Stated problem: Keep only the lines that hold the string "TradingView", filtering out the rest of the entries below.

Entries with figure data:
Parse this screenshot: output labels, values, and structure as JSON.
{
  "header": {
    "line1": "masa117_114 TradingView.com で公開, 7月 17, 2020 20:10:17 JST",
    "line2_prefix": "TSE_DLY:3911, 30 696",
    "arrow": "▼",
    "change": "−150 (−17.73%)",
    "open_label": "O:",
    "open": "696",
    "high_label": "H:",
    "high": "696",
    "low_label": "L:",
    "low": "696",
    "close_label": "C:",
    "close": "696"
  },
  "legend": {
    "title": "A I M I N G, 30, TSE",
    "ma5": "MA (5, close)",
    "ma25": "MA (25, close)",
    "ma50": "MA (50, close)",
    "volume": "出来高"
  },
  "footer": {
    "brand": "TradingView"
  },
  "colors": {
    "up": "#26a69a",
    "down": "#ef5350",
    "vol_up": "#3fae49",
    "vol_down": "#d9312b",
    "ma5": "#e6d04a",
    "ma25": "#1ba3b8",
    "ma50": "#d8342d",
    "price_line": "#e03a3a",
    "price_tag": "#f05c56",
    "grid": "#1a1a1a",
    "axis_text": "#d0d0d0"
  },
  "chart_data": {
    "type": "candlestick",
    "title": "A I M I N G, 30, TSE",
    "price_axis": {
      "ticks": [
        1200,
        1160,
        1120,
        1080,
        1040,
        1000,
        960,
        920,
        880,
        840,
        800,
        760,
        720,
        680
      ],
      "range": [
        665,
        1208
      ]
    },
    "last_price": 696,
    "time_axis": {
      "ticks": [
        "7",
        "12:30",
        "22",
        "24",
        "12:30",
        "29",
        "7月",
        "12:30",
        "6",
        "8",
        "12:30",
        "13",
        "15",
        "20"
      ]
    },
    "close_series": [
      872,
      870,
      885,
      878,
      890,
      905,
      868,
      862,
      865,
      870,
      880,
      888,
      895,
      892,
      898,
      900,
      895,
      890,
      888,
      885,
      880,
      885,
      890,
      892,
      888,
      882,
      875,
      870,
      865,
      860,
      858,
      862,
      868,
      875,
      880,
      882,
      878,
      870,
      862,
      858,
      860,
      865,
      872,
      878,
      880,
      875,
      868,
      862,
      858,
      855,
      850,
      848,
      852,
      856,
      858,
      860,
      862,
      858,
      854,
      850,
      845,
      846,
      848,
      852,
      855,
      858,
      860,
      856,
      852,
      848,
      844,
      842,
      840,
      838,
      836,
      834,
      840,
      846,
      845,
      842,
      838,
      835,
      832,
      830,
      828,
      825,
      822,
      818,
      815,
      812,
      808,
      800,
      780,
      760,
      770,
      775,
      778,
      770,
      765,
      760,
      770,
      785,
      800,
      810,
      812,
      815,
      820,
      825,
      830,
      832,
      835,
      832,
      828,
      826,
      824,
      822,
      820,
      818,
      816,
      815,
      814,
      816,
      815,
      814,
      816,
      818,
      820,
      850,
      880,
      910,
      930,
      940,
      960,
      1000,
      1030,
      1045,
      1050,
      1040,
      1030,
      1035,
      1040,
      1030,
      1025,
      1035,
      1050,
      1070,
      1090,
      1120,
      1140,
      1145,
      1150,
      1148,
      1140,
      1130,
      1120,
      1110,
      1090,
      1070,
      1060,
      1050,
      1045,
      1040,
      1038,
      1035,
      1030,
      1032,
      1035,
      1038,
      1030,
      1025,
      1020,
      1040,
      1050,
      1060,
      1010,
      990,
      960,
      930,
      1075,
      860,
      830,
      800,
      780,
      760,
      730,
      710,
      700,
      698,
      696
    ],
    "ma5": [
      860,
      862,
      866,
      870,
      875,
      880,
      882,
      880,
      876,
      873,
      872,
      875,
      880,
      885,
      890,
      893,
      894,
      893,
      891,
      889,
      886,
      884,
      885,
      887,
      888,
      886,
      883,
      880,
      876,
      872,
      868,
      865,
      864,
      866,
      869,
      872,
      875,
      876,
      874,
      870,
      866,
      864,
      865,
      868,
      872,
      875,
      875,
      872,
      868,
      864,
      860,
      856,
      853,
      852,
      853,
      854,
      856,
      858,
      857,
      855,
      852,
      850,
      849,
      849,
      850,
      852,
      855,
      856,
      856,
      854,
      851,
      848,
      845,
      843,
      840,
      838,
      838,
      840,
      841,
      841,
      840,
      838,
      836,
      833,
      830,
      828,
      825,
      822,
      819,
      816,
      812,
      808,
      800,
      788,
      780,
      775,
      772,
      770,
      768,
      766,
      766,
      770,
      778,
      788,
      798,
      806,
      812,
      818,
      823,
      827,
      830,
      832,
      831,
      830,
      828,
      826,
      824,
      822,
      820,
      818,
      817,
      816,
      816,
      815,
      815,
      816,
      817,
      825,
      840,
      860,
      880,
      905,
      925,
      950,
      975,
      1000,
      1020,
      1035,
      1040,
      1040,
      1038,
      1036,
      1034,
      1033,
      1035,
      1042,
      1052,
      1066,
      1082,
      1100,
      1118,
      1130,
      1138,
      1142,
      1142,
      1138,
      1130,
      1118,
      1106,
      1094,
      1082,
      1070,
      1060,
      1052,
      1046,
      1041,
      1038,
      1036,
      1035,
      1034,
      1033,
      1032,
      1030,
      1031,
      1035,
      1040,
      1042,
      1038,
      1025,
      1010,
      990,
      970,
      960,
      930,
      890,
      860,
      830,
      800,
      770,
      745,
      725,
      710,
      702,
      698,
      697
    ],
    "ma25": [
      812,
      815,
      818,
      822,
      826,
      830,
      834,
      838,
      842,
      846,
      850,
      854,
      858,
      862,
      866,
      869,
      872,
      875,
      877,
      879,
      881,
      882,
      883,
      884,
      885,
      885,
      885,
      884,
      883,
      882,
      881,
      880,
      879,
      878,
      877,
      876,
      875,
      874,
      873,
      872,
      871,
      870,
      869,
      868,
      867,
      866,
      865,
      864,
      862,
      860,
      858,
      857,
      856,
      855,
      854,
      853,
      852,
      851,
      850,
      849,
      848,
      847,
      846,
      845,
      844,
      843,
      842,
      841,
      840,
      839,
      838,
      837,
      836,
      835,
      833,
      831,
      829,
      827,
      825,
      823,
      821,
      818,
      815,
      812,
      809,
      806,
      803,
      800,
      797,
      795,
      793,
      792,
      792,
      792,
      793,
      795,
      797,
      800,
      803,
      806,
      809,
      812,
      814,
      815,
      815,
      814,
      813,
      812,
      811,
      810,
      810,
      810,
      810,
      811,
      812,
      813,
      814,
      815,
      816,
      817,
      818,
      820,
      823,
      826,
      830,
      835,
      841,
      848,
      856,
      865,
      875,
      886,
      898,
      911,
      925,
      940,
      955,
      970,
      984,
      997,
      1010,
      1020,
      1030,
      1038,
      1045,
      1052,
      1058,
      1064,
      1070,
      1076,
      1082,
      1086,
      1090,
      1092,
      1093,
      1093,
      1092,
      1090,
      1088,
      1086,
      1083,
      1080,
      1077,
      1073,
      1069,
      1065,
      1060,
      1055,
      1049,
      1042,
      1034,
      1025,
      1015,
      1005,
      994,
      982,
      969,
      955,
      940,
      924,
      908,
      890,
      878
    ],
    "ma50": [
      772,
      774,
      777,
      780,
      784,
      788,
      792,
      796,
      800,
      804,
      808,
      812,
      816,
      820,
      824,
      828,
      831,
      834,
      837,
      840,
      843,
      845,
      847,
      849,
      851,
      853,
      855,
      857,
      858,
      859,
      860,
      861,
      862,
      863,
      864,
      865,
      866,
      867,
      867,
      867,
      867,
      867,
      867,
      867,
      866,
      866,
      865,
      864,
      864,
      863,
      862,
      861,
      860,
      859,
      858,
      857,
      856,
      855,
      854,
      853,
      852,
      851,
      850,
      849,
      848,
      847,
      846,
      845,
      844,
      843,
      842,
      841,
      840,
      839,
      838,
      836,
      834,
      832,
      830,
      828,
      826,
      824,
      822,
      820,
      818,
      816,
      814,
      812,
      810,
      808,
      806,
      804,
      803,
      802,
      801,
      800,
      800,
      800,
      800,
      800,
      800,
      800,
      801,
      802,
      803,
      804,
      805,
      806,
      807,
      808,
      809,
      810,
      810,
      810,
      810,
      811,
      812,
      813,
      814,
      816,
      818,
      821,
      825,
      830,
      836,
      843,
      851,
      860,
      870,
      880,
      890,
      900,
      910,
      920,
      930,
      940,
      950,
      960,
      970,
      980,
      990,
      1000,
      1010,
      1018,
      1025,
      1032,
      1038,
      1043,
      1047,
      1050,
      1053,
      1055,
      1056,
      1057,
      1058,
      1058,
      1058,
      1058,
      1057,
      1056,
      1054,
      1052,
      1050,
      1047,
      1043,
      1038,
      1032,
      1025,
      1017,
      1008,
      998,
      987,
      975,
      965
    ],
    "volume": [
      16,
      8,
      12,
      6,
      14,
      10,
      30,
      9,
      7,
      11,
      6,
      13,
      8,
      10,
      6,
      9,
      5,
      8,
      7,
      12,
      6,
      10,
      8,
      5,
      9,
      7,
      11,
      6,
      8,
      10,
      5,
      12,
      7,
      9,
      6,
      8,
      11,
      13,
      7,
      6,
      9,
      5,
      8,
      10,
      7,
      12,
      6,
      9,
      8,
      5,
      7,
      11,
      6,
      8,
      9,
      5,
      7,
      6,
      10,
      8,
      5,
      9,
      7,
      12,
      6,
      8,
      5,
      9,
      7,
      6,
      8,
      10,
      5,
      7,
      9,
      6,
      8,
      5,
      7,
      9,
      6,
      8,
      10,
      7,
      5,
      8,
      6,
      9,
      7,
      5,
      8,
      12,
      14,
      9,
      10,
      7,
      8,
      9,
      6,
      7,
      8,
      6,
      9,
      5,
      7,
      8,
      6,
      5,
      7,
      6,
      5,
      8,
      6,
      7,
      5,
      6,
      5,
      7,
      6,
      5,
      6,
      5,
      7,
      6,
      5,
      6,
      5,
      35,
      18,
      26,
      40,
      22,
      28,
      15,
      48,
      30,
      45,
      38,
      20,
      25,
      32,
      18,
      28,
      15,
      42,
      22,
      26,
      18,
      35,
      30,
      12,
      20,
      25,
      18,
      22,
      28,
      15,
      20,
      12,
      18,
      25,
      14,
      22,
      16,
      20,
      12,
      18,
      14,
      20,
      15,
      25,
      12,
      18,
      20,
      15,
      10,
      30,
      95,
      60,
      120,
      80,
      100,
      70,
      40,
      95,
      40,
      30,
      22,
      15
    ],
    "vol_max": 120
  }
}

==

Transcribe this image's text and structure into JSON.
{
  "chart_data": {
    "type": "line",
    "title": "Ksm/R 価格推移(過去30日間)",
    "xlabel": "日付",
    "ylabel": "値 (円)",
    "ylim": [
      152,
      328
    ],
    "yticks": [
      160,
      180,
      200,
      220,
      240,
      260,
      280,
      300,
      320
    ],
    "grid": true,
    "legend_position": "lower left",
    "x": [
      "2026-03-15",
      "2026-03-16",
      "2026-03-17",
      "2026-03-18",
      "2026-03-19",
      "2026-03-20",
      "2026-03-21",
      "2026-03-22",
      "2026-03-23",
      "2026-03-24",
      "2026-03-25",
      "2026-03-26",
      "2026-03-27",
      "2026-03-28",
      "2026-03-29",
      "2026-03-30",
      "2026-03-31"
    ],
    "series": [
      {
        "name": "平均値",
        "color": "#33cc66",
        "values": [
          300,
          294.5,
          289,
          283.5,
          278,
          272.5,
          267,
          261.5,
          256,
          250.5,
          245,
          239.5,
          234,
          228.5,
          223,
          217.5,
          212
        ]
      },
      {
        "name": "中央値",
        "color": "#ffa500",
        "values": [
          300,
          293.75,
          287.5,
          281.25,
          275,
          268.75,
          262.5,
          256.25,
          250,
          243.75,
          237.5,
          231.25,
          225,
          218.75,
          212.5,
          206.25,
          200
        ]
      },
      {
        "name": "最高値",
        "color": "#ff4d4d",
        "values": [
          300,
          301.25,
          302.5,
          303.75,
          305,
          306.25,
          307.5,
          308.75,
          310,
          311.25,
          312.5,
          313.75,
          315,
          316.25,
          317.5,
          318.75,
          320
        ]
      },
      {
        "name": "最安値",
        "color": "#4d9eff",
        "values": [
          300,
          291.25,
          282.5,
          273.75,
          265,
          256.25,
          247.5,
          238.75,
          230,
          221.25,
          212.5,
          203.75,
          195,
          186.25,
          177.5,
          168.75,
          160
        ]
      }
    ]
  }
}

Finished task:
    "line1": "masa117_114 TradingView.com で公開, 7月 17, 2020 20:10:17 JST",
    "brand": "TradingView"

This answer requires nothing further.